Spot every line with the word "data" and return it.

--- Begin SUPPLIED MATERIAL ---

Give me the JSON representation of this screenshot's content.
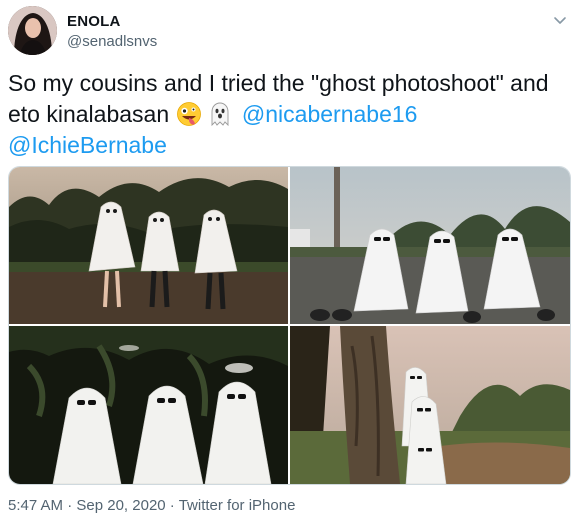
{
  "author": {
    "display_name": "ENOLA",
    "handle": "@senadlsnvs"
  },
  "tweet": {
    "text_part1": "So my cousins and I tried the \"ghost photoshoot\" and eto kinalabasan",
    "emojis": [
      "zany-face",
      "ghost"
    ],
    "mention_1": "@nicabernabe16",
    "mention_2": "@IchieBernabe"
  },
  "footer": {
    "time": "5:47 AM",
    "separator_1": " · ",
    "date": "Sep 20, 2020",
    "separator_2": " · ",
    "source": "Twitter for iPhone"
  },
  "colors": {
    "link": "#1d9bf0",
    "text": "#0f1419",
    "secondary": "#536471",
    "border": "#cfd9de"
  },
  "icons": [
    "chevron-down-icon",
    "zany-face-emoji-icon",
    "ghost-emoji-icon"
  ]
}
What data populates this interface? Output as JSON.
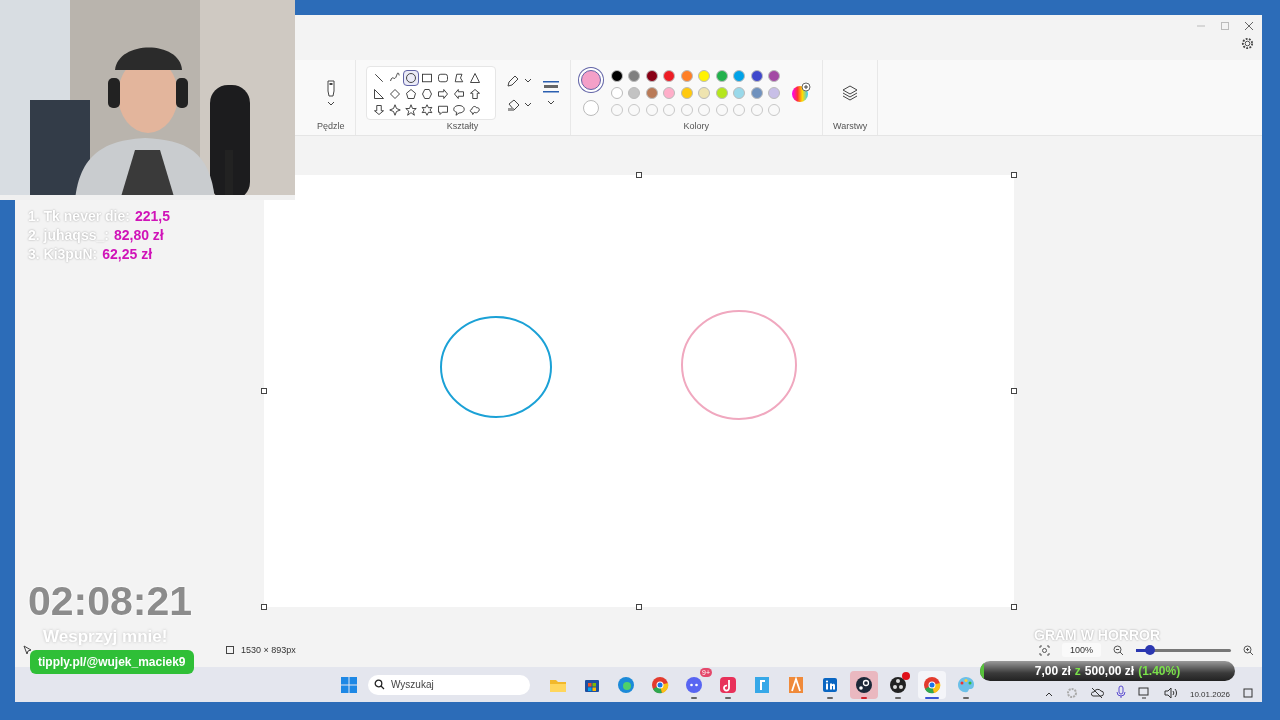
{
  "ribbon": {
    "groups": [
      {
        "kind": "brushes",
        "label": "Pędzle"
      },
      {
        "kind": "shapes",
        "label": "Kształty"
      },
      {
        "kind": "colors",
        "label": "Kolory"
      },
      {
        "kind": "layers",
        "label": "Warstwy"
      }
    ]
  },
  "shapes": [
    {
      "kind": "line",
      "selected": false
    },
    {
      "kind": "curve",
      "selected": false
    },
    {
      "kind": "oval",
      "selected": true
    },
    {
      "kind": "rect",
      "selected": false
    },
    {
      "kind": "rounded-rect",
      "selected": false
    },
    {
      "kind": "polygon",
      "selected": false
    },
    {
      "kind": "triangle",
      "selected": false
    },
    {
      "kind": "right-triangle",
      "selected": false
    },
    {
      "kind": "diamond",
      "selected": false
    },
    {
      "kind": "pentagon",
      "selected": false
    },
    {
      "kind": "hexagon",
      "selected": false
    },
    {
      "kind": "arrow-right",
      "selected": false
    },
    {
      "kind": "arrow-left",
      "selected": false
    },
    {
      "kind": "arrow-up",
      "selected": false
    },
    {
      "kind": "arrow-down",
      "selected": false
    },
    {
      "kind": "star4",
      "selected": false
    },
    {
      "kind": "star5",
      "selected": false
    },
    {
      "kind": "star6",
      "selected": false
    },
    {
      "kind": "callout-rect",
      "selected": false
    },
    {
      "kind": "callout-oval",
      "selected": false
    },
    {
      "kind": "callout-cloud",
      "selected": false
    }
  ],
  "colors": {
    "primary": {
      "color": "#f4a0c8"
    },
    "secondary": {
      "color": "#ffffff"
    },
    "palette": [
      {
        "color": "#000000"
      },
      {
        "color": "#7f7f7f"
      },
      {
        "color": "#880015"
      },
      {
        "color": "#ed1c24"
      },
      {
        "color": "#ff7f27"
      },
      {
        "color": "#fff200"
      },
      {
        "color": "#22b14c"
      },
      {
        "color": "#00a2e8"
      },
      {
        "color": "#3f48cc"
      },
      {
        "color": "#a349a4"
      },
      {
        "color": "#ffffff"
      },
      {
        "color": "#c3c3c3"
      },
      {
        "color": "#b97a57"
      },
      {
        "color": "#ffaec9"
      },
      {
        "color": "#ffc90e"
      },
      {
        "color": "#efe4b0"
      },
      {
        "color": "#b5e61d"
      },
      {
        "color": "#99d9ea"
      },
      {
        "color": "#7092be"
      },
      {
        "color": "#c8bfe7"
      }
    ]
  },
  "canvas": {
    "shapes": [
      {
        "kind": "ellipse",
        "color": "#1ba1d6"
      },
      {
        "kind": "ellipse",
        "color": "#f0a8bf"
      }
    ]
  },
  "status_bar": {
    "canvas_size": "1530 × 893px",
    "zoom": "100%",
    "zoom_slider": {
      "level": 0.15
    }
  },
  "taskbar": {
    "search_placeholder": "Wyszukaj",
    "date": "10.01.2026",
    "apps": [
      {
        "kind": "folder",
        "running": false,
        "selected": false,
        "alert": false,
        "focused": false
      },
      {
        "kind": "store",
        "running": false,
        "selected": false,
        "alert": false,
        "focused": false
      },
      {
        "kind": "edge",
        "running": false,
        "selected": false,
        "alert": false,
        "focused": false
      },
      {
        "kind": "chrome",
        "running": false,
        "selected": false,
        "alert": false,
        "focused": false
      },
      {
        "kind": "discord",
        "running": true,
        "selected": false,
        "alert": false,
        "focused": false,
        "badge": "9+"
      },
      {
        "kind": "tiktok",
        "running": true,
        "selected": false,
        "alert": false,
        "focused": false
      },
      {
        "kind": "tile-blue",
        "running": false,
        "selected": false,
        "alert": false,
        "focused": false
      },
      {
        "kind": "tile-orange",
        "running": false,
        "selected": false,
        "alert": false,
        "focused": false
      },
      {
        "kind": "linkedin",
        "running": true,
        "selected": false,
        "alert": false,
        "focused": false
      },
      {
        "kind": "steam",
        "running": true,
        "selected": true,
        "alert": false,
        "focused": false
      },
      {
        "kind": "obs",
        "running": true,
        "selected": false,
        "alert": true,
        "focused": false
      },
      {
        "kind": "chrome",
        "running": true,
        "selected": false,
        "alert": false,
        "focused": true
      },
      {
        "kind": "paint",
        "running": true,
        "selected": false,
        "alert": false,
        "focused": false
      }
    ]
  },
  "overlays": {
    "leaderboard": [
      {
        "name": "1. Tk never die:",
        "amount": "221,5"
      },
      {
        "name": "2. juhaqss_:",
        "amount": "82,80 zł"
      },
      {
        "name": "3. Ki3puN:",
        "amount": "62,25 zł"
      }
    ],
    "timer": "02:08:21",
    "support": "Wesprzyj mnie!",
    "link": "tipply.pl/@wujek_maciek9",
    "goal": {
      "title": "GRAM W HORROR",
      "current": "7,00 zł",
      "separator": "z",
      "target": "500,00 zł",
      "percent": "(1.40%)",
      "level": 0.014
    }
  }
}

--- End SUPPLIED MATERIAL ---
--- Begin SUPPLIED MATERIAL ---

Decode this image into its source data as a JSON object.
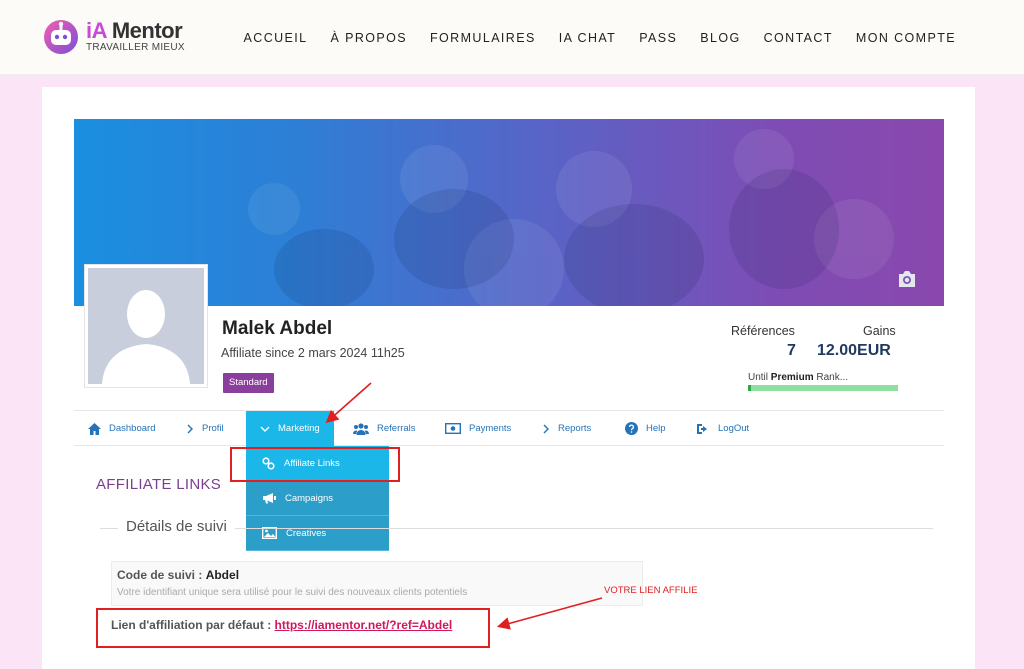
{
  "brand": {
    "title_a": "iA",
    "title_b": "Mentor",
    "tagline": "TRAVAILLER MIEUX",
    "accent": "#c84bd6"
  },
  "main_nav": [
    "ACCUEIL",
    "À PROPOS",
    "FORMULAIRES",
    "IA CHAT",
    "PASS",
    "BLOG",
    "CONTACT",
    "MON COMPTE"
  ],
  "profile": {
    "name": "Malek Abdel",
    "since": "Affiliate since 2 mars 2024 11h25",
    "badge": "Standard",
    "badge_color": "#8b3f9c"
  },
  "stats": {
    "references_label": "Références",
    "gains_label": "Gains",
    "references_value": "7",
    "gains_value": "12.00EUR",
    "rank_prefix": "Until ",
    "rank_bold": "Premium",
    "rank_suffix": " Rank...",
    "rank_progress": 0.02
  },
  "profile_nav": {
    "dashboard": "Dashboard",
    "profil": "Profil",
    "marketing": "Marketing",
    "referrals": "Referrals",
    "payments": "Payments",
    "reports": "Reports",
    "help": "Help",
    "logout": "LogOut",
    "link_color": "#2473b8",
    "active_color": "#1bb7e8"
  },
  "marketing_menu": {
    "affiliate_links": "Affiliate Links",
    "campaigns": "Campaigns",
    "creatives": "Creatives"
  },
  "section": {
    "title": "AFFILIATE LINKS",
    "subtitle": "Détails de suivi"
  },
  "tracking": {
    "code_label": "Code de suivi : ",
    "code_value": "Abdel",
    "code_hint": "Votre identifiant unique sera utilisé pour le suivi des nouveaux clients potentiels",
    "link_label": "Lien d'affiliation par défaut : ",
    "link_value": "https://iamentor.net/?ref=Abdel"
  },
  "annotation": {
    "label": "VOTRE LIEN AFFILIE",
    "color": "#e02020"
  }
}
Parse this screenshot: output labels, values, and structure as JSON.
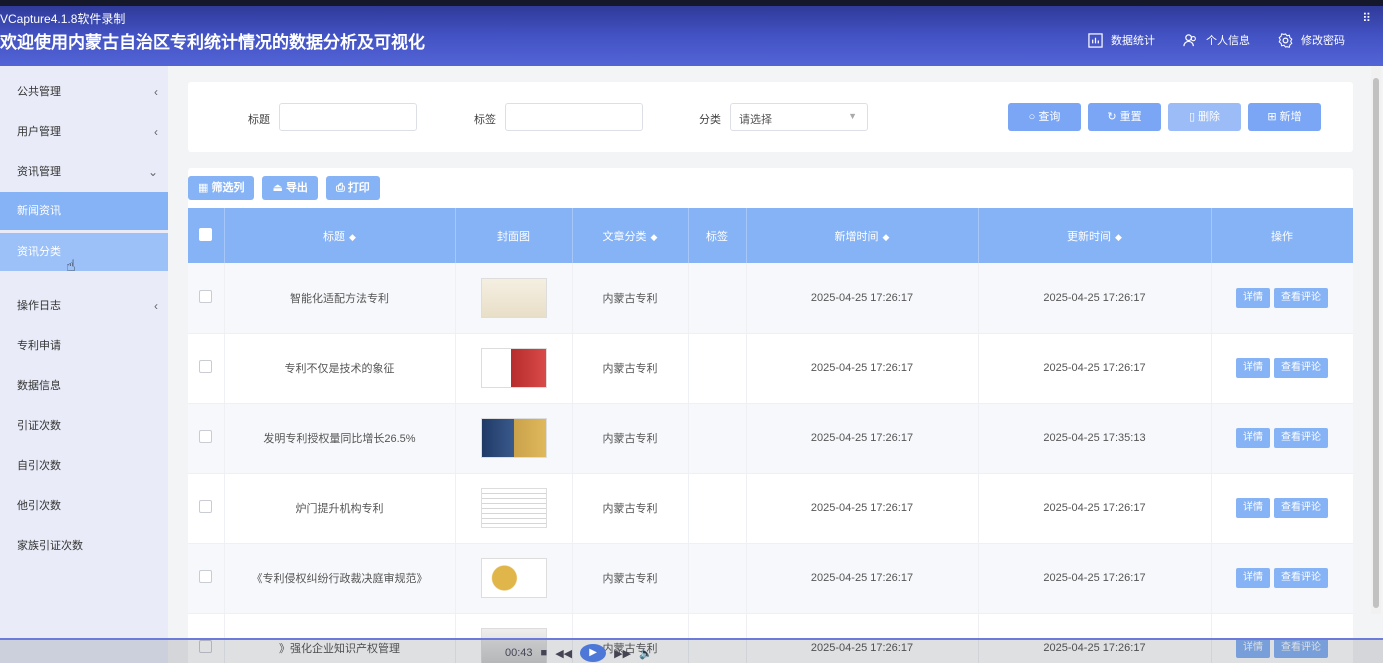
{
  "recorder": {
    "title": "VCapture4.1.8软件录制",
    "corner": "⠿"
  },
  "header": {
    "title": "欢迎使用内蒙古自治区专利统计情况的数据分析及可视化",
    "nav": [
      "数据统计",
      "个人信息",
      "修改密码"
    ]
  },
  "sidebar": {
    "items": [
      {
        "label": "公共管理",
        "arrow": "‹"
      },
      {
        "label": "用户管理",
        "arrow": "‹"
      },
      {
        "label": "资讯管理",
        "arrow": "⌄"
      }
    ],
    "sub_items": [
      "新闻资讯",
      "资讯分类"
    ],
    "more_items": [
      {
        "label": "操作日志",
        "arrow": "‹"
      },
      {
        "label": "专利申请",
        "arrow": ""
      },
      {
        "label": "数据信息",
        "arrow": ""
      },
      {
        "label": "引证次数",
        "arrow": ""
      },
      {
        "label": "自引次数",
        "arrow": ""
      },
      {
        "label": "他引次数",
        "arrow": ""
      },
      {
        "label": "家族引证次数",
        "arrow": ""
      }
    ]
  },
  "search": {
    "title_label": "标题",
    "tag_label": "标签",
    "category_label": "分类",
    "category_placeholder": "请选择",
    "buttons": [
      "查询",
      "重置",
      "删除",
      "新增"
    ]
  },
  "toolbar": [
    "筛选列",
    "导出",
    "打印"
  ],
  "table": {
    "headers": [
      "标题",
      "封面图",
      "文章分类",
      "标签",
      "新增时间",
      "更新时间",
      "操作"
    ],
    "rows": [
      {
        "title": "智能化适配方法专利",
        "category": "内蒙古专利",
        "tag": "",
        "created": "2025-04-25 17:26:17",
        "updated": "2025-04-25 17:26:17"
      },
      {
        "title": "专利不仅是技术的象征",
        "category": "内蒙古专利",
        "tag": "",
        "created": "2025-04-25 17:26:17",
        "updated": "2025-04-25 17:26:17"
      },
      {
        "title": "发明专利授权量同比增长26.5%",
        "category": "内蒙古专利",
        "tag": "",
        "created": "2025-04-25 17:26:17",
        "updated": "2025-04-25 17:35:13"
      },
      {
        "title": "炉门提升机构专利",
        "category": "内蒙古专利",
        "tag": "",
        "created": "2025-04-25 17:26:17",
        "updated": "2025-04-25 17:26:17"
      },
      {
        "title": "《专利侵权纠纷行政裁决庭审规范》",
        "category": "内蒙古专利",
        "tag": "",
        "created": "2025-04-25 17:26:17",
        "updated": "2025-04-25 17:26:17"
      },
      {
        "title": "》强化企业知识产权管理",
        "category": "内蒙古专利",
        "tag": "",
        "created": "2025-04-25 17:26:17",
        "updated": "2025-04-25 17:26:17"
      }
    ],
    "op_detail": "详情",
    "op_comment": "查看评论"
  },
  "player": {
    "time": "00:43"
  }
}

--- End SUPPLIED MATERIAL ---

**EXERCISE RESULT**.
What data populates this interface? Output as JSON.
Decode this image into its source data as a JSON object.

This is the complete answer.